## Requirement
Identify the lines that contain the word "this", then copy them.

* start Task input *

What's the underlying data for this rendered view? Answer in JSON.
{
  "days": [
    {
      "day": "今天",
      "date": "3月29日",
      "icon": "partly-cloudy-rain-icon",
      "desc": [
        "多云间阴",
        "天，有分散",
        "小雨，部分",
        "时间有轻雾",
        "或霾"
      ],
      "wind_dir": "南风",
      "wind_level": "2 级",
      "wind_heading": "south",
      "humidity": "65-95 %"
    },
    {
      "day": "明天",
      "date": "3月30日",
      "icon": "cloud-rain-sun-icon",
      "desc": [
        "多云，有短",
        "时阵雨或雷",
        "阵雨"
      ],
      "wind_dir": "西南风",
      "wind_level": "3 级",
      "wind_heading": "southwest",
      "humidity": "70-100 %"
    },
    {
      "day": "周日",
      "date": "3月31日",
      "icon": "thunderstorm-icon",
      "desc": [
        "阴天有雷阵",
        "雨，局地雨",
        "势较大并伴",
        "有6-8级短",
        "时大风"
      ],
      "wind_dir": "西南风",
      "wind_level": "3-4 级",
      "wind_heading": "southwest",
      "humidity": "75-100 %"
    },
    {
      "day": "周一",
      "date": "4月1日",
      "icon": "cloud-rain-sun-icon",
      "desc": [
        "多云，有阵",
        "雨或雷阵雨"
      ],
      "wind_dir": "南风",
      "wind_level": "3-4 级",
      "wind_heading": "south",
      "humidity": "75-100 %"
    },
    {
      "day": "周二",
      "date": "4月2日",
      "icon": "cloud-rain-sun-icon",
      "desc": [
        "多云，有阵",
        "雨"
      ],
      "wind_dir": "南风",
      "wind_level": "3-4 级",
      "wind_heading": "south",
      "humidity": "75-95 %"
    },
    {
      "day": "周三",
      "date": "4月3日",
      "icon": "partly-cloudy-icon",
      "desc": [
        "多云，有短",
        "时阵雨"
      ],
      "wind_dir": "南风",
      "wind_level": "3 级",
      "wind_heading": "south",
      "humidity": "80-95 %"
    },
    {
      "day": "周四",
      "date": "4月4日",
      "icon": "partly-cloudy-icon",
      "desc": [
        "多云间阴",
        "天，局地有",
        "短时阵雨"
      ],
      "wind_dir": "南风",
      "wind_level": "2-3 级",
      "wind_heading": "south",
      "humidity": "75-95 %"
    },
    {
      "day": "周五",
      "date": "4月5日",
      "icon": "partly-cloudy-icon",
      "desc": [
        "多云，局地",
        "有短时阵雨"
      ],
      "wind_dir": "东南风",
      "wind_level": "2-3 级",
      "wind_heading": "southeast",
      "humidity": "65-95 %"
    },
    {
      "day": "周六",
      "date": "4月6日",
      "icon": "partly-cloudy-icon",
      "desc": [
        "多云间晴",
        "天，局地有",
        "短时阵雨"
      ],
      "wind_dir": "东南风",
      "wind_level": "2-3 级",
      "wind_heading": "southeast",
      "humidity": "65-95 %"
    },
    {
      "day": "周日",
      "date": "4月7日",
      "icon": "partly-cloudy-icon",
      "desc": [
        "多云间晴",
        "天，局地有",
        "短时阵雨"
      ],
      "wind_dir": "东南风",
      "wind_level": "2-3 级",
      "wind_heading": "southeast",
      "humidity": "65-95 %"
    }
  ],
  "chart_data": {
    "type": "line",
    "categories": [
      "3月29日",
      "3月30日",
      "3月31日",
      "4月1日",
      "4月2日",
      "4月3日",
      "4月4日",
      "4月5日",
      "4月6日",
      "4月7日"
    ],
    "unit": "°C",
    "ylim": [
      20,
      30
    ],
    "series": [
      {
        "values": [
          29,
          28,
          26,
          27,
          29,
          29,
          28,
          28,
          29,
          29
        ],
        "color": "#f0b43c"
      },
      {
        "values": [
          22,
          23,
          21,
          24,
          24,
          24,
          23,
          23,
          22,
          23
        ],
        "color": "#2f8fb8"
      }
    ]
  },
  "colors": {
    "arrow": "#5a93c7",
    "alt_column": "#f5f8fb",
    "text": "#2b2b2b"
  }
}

* end Task input *
* start Task input *

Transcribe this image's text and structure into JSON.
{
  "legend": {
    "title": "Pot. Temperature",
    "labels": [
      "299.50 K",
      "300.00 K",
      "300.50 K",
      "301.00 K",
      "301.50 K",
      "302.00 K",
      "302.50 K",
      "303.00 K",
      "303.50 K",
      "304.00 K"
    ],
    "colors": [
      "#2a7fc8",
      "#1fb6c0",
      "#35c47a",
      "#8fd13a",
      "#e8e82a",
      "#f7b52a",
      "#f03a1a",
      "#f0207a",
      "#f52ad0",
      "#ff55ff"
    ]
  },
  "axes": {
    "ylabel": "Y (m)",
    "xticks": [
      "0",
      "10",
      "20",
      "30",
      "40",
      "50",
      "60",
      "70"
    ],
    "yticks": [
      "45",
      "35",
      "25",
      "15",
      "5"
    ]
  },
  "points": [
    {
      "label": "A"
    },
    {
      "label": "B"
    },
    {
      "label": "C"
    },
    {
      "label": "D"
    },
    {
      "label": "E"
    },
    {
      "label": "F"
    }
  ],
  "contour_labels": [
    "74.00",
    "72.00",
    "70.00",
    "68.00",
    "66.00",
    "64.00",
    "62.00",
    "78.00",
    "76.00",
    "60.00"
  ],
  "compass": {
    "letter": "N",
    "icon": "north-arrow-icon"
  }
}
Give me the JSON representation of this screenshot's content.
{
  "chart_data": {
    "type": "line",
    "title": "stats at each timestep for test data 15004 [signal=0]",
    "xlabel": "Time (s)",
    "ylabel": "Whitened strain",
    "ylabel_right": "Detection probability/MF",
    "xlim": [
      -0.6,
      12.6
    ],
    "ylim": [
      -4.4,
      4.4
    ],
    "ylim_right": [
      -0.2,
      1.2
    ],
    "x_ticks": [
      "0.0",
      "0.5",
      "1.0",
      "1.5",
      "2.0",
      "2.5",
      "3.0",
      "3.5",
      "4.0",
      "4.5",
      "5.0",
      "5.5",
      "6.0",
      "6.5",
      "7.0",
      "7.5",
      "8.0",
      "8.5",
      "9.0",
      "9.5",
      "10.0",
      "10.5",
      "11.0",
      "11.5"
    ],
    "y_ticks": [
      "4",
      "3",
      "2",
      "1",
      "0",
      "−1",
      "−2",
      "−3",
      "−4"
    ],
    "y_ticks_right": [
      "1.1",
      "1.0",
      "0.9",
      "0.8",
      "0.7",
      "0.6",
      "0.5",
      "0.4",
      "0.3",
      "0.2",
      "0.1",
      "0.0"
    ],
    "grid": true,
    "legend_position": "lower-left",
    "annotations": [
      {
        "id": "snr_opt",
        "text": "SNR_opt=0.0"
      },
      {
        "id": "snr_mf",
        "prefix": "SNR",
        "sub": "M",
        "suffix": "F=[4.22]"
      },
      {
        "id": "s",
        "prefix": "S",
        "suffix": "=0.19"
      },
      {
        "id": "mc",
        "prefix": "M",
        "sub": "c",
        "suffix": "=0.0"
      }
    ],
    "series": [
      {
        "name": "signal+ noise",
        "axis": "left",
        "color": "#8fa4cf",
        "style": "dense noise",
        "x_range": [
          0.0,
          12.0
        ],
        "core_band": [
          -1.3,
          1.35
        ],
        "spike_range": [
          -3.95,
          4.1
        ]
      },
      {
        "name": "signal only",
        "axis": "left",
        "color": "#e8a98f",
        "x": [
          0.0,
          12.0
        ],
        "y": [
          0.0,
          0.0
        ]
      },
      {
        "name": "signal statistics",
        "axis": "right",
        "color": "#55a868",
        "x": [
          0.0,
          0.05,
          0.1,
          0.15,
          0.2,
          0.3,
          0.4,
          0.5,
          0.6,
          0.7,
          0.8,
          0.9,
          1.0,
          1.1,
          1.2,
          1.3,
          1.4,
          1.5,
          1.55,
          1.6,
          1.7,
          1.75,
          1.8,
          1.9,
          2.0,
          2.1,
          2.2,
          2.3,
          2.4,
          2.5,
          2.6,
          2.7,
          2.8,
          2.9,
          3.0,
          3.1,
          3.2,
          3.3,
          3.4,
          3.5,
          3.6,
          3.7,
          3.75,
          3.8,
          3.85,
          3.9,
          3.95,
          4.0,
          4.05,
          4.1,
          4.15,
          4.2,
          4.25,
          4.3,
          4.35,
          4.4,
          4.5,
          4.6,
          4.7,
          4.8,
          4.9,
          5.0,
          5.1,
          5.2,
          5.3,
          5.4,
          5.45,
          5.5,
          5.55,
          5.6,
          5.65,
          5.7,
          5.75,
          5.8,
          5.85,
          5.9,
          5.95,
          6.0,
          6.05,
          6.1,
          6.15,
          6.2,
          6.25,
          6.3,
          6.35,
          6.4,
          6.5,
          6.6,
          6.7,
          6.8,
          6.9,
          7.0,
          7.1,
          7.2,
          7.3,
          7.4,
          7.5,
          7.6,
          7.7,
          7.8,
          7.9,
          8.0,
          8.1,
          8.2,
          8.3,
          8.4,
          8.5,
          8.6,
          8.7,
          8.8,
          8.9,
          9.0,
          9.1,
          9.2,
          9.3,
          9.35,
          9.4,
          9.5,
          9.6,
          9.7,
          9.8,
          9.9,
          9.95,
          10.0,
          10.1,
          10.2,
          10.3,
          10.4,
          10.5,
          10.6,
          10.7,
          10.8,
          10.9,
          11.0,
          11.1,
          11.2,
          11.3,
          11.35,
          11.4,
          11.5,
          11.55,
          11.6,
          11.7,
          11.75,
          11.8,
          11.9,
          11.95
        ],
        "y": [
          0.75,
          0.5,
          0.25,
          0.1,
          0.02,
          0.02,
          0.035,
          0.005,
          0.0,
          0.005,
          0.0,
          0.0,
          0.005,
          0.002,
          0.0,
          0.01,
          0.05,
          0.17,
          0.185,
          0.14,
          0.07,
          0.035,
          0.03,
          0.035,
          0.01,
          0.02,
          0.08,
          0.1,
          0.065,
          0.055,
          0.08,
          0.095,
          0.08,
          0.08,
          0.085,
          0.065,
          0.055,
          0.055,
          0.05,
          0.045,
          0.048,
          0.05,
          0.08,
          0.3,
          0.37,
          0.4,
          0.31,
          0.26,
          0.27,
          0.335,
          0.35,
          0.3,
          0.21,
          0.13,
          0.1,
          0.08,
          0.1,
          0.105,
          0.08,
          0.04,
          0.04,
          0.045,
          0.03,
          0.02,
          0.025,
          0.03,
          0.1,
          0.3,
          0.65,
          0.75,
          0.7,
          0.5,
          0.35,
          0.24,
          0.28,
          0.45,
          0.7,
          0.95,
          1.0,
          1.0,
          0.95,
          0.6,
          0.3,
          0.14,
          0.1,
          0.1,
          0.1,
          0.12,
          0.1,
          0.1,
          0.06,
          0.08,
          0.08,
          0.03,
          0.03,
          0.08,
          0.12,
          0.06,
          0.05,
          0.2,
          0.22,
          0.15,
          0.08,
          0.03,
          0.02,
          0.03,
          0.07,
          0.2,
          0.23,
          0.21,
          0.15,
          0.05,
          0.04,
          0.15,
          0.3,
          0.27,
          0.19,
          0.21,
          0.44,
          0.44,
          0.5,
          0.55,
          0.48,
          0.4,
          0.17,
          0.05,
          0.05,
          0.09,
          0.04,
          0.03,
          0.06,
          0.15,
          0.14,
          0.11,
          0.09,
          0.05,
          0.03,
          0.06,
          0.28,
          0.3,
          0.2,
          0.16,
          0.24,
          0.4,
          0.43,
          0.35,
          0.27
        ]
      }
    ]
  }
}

* end Task input *

## Finished exercise
What's the underlying data for this rendered view? Answer in JSON.
Transcribe this image's text and structure into JSON.
Give me the JSON representation of this screenshot's content.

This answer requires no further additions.